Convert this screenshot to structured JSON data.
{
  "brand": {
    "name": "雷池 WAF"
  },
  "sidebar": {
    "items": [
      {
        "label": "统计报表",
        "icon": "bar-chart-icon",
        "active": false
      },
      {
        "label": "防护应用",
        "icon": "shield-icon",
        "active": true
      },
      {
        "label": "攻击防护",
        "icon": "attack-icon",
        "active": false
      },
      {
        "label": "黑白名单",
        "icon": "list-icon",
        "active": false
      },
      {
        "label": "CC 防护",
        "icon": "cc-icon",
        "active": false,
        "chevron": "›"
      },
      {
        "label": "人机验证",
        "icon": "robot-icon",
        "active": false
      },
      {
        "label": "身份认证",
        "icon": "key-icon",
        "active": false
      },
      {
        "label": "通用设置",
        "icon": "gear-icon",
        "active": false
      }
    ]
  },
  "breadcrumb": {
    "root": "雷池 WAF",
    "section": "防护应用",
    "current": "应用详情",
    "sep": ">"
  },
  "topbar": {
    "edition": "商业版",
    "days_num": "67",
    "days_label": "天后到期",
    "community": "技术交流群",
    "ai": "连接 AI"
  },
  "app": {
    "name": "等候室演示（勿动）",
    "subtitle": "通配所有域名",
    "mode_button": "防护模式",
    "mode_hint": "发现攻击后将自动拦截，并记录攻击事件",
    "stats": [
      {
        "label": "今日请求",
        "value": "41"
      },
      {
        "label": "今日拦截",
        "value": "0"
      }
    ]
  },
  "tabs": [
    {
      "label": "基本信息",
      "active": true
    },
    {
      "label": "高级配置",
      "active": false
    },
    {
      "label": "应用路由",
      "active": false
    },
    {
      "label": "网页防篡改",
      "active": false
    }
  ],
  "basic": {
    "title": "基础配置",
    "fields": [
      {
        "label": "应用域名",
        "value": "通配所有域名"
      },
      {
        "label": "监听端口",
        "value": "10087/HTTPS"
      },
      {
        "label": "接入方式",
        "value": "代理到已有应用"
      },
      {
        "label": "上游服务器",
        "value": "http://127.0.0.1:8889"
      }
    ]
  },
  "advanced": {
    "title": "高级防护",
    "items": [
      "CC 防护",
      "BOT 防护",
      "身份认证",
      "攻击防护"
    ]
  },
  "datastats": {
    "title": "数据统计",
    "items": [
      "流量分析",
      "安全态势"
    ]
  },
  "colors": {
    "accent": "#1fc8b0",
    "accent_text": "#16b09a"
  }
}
□ □ □ □ □
[INSTRUCTION]
Set down the entries above again, word for word.

[THE RESULT]
Convert this screenshot to structured JSON data.
{
  "brand": {
    "name": "雷池 WAF"
  },
  "sidebar": {
    "items": [
      {
        "label": "统计报表",
        "icon": "bar-chart-icon",
        "active": false
      },
      {
        "label": "防护应用",
        "icon": "shield-icon",
        "active": true
      },
      {
        "label": "攻击防护",
        "icon": "attack-icon",
        "active": false
      },
      {
        "label": "黑白名单",
        "icon": "list-icon",
        "active": false
      },
      {
        "label": "CC 防护",
        "icon": "cc-icon",
        "active": false,
        "chevron": "›"
      },
      {
        "label": "人机验证",
        "icon": "robot-icon",
        "active": false
      },
      {
        "label": "身份认证",
        "icon": "key-icon",
        "active": false
      },
      {
        "label": "通用设置",
        "icon": "gear-icon",
        "active": false
      }
    ]
  },
  "breadcrumb": {
    "root": "雷池 WAF",
    "section": "防护应用",
    "current": "应用详情",
    "sep": ">"
  },
  "topbar": {
    "edition": "商业版",
    "days_num": "67",
    "days_label": "天后到期",
    "community": "技术交流群",
    "ai": "连接 AI"
  },
  "app": {
    "name": "等候室演示（勿动）",
    "subtitle": "通配所有域名",
    "mode_button": "防护模式",
    "mode_hint": "发现攻击后将自动拦截，并记录攻击事件",
    "stats": [
      {
        "label": "今日请求",
        "value": "41"
      },
      {
        "label": "今日拦截",
        "value": "0"
      }
    ]
  },
  "tabs": [
    {
      "label": "基本信息",
      "active": true
    },
    {
      "label": "高级配置",
      "active": false
    },
    {
      "label": "应用路由",
      "active": false
    },
    {
      "label": "网页防篡改",
      "active": false
    }
  ],
  "basic": {
    "title": "基础配置",
    "fields": [
      {
        "label": "应用域名",
        "value": "通配所有域名"
      },
      {
        "label": "监听端口",
        "value": "10087/HTTPS"
      },
      {
        "label": "接入方式",
        "value": "代理到已有应用"
      },
      {
        "label": "上游服务器",
        "value": "http://127.0.0.1:8889"
      }
    ]
  },
  "advanced": {
    "title": "高级防护",
    "items": [
      "CC 防护",
      "BOT 防护",
      "身份认证",
      "攻击防护"
    ]
  },
  "datastats": {
    "title": "数据统计",
    "items": [
      "流量分析",
      "安全态势"
    ]
  },
  "colors": {
    "accent": "#1fc8b0",
    "accent_text": "#16b09a"
  }
}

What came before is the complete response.